* **Written request**
Can you restate the records below word for word?
-----
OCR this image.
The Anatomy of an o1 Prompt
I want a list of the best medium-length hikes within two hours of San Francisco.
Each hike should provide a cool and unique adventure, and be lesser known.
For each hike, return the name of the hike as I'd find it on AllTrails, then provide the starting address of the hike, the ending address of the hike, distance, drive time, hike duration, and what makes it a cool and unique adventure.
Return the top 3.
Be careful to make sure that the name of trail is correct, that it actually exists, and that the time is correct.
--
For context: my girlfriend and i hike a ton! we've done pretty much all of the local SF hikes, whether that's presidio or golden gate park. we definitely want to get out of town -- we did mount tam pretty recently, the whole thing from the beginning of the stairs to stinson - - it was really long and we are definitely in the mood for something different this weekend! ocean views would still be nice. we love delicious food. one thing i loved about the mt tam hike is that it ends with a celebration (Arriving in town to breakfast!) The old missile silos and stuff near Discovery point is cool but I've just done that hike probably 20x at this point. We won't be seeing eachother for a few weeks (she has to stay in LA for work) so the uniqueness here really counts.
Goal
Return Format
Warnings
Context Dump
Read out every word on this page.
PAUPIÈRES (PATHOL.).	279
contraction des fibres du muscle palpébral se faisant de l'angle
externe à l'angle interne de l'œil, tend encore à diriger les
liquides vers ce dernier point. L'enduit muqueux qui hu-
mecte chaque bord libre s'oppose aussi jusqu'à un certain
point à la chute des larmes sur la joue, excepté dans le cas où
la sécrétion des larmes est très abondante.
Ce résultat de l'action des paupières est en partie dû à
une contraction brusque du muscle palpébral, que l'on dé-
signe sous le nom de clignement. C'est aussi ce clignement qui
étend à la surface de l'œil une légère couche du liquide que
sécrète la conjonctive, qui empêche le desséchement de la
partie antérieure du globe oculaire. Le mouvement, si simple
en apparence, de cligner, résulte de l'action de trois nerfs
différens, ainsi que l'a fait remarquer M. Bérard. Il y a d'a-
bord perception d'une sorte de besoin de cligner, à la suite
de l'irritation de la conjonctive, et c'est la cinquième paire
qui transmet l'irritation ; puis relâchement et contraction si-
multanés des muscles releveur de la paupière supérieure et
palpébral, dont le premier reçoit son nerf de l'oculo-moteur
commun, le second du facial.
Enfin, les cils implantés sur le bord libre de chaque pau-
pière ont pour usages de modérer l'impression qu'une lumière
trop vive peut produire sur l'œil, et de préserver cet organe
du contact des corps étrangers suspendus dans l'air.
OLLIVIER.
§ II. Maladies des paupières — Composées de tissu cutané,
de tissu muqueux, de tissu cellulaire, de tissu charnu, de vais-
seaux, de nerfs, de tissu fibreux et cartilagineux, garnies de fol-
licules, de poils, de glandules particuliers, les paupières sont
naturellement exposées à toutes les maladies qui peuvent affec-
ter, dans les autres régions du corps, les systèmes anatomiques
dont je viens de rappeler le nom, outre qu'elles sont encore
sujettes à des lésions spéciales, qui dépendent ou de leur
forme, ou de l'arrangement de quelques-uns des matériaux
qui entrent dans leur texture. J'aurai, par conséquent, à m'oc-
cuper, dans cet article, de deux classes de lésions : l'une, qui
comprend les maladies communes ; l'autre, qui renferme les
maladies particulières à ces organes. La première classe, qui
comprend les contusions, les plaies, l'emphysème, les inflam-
-----
* **Exercise answer**
OCR this image.
The Anatomy of an o1 Prompt
I want a list of the best medium-length hikes within two hours of San Francisco.
Each hike should provide a cool and unique adventure, and be lesser known.
For each hike, return the name of the hike as I'd find it on AllTrails, then provide the starting address of the hike, the ending address of the hike, distance, drive time, hike duration, and what makes it a cool and unique adventure.
Return the top 3.
Be careful to make sure that the name of trail is correct, that it actually exists, and that the time is correct.
--
For context: my girlfriend and i hike a ton! we've done pretty much all of the local SF hikes, whether that's presidio or golden gate park. we definitely want to get out of town -- we did mount tam pretty recently, the whole thing from the beginning of the stairs to stinson - - it was really long and we are definitely in the mood for something different this weekend! ocean views would still be nice. we love delicious food. one thing i loved about the mt tam hike is that it ends with a celebration (Arriving in town to breakfast!) The old missile silos and stuff near Discovery point is cool but I've just done that hike probably 20x at this point. We won't be seeing eachother for a few weeks (she has to stay in LA for work) so the uniqueness here really counts.
Goal
Return Format
Warnings
Context Dump
Read out every word on this page.
PAUPIÈRES (PATHOL.).	279
contraction des fibres du muscle palpébral se faisant de l'angle
externe à l'angle interne de l'œil, tend encore à diriger les
liquides vers ce dernier point. L'enduit muqueux qui hu-
mecte chaque bord libre s'oppose aussi jusqu'à un certain
point à la chute des larmes sur la joue, excepté dans le cas où
la sécrétion des larmes est très abondante.
Ce résultat de l'action des paupières est en partie dû à
une contraction brusque du muscle palpébral, que l'on dé-
signe sous le nom de clignement. C'est aussi ce clignement qui
étend à la surface de l'œil une légère couche du liquide que
sécrète la conjonctive, qui empêche le desséchement de la
partie antérieure du globe oculaire. Le mouvement, si simple
en apparence, de cligner, résulte de l'action de trois nerfs
différens, ainsi que l'a fait remarquer M. Bérard. Il y a d'a-
bord perception d'une sorte de besoin de cligner, à la suite
de l'irritation de la conjonctive, et c'est la cinquième paire
qui transmet l'irritation ; puis relâchement et contraction si-
multanés des muscles releveur de la paupière supérieure et
palpébral, dont le premier reçoit son nerf de l'oculo-moteur
commun, le second du facial.
Enfin, les cils implantés sur le bord libre de chaque pau-
pière ont pour usages de modérer l'impression qu'une lumière
trop vive peut produire sur l'œil, et de préserver cet organe
du contact des corps étrangers suspendus dans l'air.
OLLIVIER.
§ II. Maladies des paupières — Composées de tissu cutané,
de tissu muqueux, de tissu cellulaire, de tissu charnu, de vais-
seaux, de nerfs, de tissu fibreux et cartilagineux, garnies de fol-
licules, de poils, de glandules particuliers, les paupières sont
naturellement exposées à toutes les maladies qui peuvent affec-
ter, dans les autres régions du corps, les systèmes anatomiques
dont je viens de rappeler le nom, outre qu'elles sont encore
sujettes à des lésions spéciales, qui dépendent ou de leur
forme, ou de l'arrangement de quelques-uns des matériaux
qui entrent dans leur texture. J'aurai, par conséquent, à m'oc-
cuper, dans cet article, de deux classes de lésions : l'une, qui
comprend les maladies communes ; l'autre, qui renferme les
maladies particulières à ces organes. La première classe, qui
comprend les contusions, les plaies, l'emphysème, les inflam-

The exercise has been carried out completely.